## Aufgabenstellung
Geben Sie aus dem Text über Rationalität und Resonanz alles von „Diese Suche nach“ bis einschließlich „der Welt existieren.)“ wortgetreu wieder.

## Seitentext
*-*-*

Diese Suche nach Rationalität bzw. Resonanz (die bis zur Frage reicht, wie Resonanz, bzw. ein rationaler Zusammenhang zwischen Begriffen oder Wahrnehmungen zu finden ist, die aus verschiedenen Begriffssystemen, verschiedenen Sprachspielen bzw. unterschiedlichen Arten von Wahrnehmungsphänomenen stammen) hat also in etwas ganz Konkretem ihr Vorbild und Paradigma: in der Physik, in der Welt der Schalls, der schwingenden Massen. Dort entsteht Resonanz allerdings nur dann, wenn rationale, also ganzzahlige Verhältnisse vorliegen. (Ja, in einem noch grundlegenderen Sinn ist Resonanz sogar die Bedingung der Existenz der Entitäten füreinander. Denn was völlig irrational ist, ist mit nichts verbunden, ein solches Ding oder Wesen kann unmöglich als Teil der Welt existieren.)
Ist diese Rationalität, die alle Bedeutungsebenen der menschlichen Wirklichkeit durchdringt, in einem System zu begreifen? Wie wir gesehen haben, kann laut Jullien kein Begriffsgebäude die Vernunft fassen, Keyserling hingegen findet das Rationale formal fassbar in den Zahlen und im Gliederbau der Sprache. Bei ihm spielt der Rationalitätsbegriff der Zahlentheorie eine zentrale Rolle, also etwas, das gewöhnlich eher mit den erwähnten Schattenseiten der Vernunft assoziiert wird. Zahlen, bzw. die nackten mathematischen Relationen zwischen den Dingen und Wesen gelten ja vielen als der Inbegriff des Entseelten und Toten, und philosophisch Bewanderte werden sie vielleicht flugs Heideggers „rechnendem Denken“ zuschlagen, welches bloß die Welt des „Gestells“ erfasst.

*-*-*

## Bereitgestelltes Material
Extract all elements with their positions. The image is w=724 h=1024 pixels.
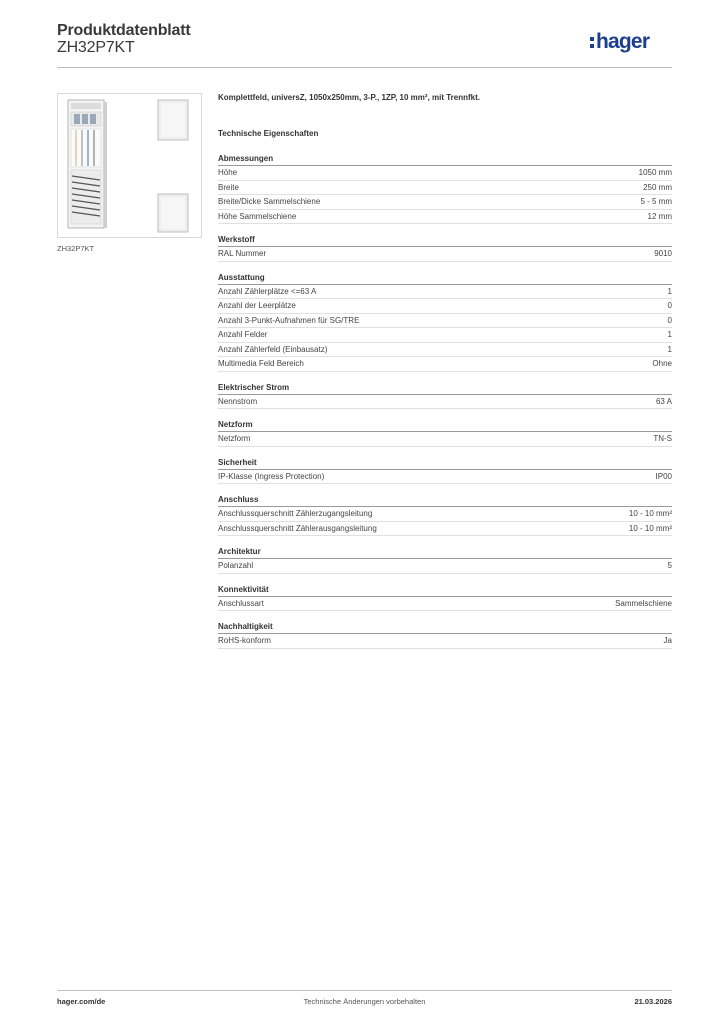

*-*-*

## Ergebnis der Aufgabe
Diese Suche nach Rationalität bzw. Resonanz (die bis zur Frage reicht, wie Resonanz, bzw. ein rationaler Zusammenhang zwischen Begriffen oder Wahrnehmungen zu finden ist, die aus verschiedenen Begriffssystemen, verschiedenen Sprachspielen bzw. unterschiedlichen Arten von Wahrnehmungsphänomenen stammen) hat also in etwas ganz Konkretem ihr Vorbild und Paradigma: in der Physik, in der Welt der Schalls, der schwingenden Massen. Dort entsteht Resonanz allerdings nur dann, wenn rationale, also ganzzahlige Verhältnisse vorliegen. (Ja, in einem noch grundlegenderen Sinn ist Resonanz sogar die Bedingung der Existenz der Entitäten füreinander. Denn was völlig irrational ist, ist mit nichts verbunden, ein solches Ding oder Wesen kann unmöglich als Teil der Welt existieren.)